> _WORK TO COMPLETE_
- a) According to the text on the Los Limoneros refurbishment in Malaga, why were many residents at first against the energy efficiency measures?
- b) Continue the text on the Los Limoneros housing refurbishment from where it stops.
## BEGIN DOCUMENT SECTION
Award-winning project Refurbishing ‘Los Limoneros’

Malaga, Spain

Los Limoneros is a social housing complex, which thanks to the project has significantly improved its energy rating.

From 2011 to 2014, the city of Malaga carried out the ‘energy efficiency refurbishment through participation' project  to help reduce energy consumption in Los Limoneros. Many residents living in this deprived neighbourhood were primarily opposed to energy efficiency measures, being afraid that it would increase their rents.

Council staff members, acting as liaison officers in the neighbourhood, helped building trust with the residents. From the beginning, the community has been actively involved in the process, and residents could engage in the "Pilot Project Participative Group" to discuss the measures. As a result of these discussions, the city drew up and implemented a detailed energy efficiency plan. An awareness raising campaign and a smart metering campaign helped sharing the message.
## END DOCUMENT SECTION
## BEGIN RECORD SET
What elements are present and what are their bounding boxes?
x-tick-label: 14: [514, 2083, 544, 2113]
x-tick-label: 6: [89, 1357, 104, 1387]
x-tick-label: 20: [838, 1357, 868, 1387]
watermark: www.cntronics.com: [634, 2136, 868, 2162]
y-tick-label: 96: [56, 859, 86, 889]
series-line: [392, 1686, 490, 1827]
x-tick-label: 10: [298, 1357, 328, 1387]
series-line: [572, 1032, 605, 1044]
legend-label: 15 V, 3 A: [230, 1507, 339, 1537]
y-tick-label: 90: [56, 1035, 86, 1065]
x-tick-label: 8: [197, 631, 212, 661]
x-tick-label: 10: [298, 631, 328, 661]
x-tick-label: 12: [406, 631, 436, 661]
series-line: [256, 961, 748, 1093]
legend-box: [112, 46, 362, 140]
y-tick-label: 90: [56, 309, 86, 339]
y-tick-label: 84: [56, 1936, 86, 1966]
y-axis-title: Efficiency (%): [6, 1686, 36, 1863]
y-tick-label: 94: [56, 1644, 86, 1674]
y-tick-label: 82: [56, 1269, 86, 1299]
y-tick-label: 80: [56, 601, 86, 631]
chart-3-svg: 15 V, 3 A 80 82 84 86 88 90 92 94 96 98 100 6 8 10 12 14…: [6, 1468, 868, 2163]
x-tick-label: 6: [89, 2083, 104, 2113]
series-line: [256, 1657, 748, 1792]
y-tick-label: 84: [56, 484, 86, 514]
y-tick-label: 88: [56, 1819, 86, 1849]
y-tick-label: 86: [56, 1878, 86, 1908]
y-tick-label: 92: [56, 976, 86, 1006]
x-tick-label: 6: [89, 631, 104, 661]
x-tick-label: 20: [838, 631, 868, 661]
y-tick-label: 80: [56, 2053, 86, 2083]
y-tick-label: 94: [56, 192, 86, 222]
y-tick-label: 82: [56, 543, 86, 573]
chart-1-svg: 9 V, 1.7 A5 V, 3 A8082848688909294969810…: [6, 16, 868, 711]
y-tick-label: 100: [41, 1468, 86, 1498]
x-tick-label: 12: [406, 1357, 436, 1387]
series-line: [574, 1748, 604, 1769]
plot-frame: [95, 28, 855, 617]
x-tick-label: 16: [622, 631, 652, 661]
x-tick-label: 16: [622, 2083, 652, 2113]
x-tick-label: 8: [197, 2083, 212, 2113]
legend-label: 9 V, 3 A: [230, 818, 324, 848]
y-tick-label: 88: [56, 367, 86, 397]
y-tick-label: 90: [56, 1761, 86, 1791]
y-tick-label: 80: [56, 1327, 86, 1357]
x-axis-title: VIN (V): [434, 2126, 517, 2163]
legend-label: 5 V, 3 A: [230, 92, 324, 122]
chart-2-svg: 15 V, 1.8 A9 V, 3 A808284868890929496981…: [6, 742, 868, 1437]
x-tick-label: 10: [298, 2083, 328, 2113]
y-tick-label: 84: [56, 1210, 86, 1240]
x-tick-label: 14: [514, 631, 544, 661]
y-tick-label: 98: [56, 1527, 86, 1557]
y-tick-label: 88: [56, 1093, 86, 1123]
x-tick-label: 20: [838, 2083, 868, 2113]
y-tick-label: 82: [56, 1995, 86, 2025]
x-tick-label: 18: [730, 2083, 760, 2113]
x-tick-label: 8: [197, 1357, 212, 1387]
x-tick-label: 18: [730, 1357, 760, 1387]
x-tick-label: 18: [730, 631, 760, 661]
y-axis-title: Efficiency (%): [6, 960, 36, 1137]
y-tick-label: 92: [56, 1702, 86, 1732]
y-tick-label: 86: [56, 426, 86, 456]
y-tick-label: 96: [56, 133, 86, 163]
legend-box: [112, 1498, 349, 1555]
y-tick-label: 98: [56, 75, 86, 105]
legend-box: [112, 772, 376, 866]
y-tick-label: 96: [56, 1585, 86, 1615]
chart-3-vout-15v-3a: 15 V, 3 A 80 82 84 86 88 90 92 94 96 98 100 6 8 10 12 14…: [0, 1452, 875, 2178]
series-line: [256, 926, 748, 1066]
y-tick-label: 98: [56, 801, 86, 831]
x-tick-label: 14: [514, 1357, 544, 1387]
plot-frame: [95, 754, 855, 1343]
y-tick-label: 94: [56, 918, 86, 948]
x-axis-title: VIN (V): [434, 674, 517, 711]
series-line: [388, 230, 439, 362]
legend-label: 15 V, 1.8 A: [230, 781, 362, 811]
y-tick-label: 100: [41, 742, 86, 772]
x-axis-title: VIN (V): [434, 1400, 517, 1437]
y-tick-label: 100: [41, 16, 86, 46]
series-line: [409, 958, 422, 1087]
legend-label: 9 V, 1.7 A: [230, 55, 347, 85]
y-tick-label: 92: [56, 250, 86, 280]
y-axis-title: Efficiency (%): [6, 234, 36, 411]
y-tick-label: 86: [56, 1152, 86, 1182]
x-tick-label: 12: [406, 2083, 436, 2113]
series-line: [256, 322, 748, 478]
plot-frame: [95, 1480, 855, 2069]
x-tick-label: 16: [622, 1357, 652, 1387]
## END RECORD SET
> _EXPECTED ANSWERS_
- a) Many residents of this deprived neighborhood opposed the energy efficiency measures because they were afraid the work would raise their rents.

- b)
Involving the local community in the decision-making process has been a key success factor for the project. City staff managed to really engage with citizens and gain their trust. Throughout the process, the community has developed a sense of ownership and residents could learn new skills.

Originally published by EUROCITIES, the network of 130 European cities - PDF:

Award-winning project

This project was awarded the 'EUROCITIES Awards' in 2014 in the following category: Participation. Learn more about the award.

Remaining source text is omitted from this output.